──────── Supplied data ────────
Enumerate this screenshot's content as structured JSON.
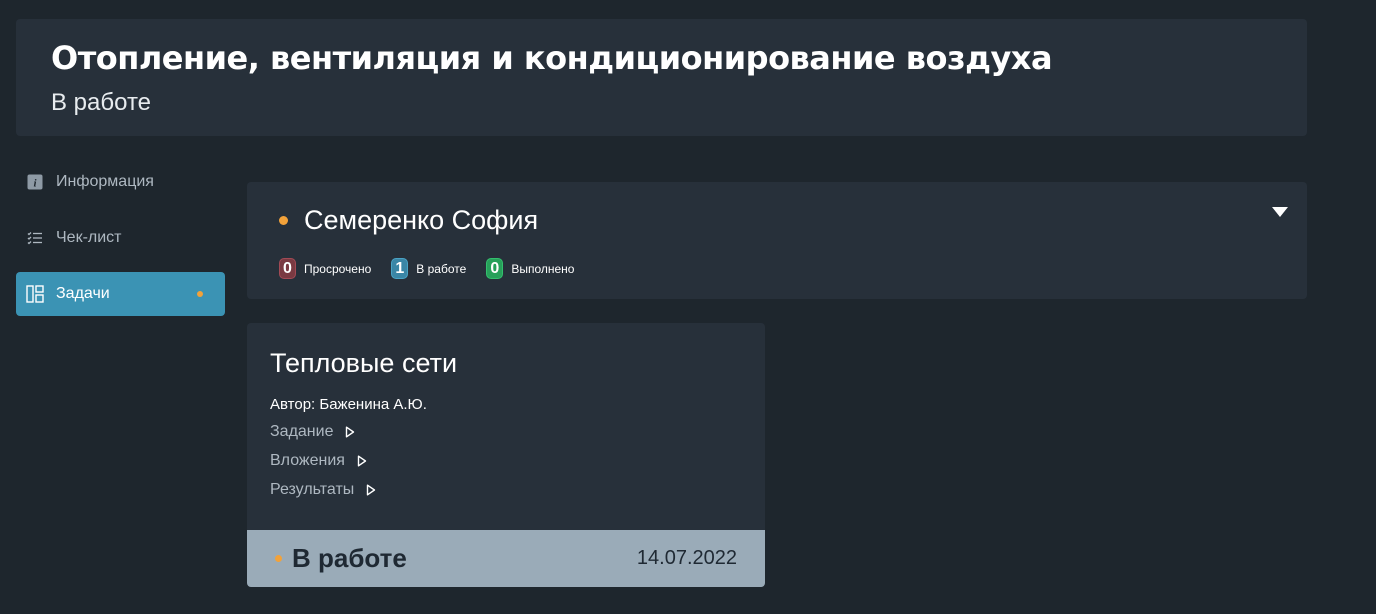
{
  "header": {
    "title": "Отопление, вентиляция и кондиционирование воздуха",
    "status": "В работе"
  },
  "sidebar": {
    "items": [
      {
        "label": "Информация",
        "icon": "info-icon"
      },
      {
        "label": "Чек-лист",
        "icon": "checklist-icon"
      },
      {
        "label": "Задачи",
        "icon": "board-icon",
        "active": true
      }
    ]
  },
  "person": {
    "name": "Семеренко София",
    "counters": [
      {
        "count": "0",
        "label": "Просрочено",
        "color": "#7a3a42"
      },
      {
        "count": "1",
        "label": "В работе",
        "color": "#3a86a6"
      },
      {
        "count": "0",
        "label": "Выполнено",
        "color": "#27a05a"
      }
    ]
  },
  "task": {
    "title": "Тепловые сети",
    "author": "Автор: Баженина А.Ю.",
    "links": [
      "Задание",
      "Вложения",
      "Результаты"
    ],
    "status": "В работе",
    "date": "14.07.2022"
  },
  "colors": {
    "accent": "#3b93b4",
    "status_dot": "#f2a23a",
    "background": "#1e262d",
    "panel": "#27303a"
  }
}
────────
Search the data above for the word "работе", then gather each line in which it appears.

    "status": "В работе"
        "label": "В работе",
    "status": "В работе",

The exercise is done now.